> The task
Write out the records below word for word, please.

> Extracted material

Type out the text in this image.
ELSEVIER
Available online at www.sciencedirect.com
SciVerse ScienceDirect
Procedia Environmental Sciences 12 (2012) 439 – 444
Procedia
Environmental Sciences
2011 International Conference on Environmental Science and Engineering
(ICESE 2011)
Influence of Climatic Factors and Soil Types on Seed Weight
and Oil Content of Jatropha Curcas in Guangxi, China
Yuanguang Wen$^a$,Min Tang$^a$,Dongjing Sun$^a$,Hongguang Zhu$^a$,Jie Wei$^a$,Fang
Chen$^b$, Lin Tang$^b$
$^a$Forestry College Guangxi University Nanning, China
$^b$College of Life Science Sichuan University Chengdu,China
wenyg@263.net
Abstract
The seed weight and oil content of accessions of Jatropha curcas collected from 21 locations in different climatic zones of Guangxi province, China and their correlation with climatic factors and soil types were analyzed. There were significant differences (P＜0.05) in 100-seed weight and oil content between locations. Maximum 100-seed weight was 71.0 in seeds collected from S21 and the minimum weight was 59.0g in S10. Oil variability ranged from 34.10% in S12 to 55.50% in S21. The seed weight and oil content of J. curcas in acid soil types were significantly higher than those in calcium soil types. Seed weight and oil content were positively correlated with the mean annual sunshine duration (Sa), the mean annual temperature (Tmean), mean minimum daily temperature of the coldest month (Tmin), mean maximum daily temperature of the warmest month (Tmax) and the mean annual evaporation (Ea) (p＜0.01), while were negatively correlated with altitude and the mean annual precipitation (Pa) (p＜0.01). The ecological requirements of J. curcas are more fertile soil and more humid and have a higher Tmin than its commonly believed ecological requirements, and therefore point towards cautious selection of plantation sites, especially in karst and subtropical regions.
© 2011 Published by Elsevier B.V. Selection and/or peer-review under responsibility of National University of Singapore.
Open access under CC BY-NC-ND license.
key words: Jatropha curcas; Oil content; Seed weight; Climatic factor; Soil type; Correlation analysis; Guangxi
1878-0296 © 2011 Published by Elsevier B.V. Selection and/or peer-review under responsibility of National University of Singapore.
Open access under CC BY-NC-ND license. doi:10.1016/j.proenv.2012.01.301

> Solution
Type out the text in this image.
ELSEVIER
Available online at www.sciencedirect.com
SciVerse ScienceDirect
Procedia Environmental Sciences 12 (2012) 439 – 444
Procedia
Environmental Sciences
2011 International Conference on Environmental Science and Engineering
(ICESE 2011)
Influence of Climatic Factors and Soil Types on Seed Weight
and Oil Content of Jatropha Curcas in Guangxi, China
Yuanguang Wen$^a$,Min Tang$^a$,Dongjing Sun$^a$,Hongguang Zhu$^a$,Jie Wei$^a$,Fang
Chen$^b$, Lin Tang$^b$
$^a$Forestry College Guangxi University Nanning, China
$^b$College of Life Science Sichuan University Chengdu,China
wenyg@263.net
Abstract
The seed weight and oil content of accessions of Jatropha curcas collected from 21 locations in different climatic zones of Guangxi province, China and their correlation with climatic factors and soil types were analyzed. There were significant differences (P＜0.05) in 100-seed weight and oil content between locations. Maximum 100-seed weight was 71.0 in seeds collected from S21 and the minimum weight was 59.0g in S10. Oil variability ranged from 34.10% in S12 to 55.50% in S21. The seed weight and oil content of J. curcas in acid soil types were significantly higher than those in calcium soil types. Seed weight and oil content were positively correlated with the mean annual sunshine duration (Sa), the mean annual temperature (Tmean), mean minimum daily temperature of the coldest month (Tmin), mean maximum daily temperature of the warmest month (Tmax) and the mean annual evaporation (Ea) (p＜0.01), while were negatively correlated with altitude and the mean annual precipitation (Pa) (p＜0.01). The ecological requirements of J. curcas are more fertile soil and more humid and have a higher Tmin than its commonly believed ecological requirements, and therefore point towards cautious selection of plantation sites, especially in karst and subtropical regions.
© 2011 Published by Elsevier B.V. Selection and/or peer-review under responsibility of National University of Singapore.
Open access under CC BY-NC-ND license.
key words: Jatropha curcas; Oil content; Seed weight; Climatic factor; Soil type; Correlation analysis; Guangxi
1878-0296 © 2011 Published by Elsevier B.V. Selection and/or peer-review under responsibility of National University of Singapore.
Open access under CC BY-NC-ND license. doi:10.1016/j.proenv.2012.01.301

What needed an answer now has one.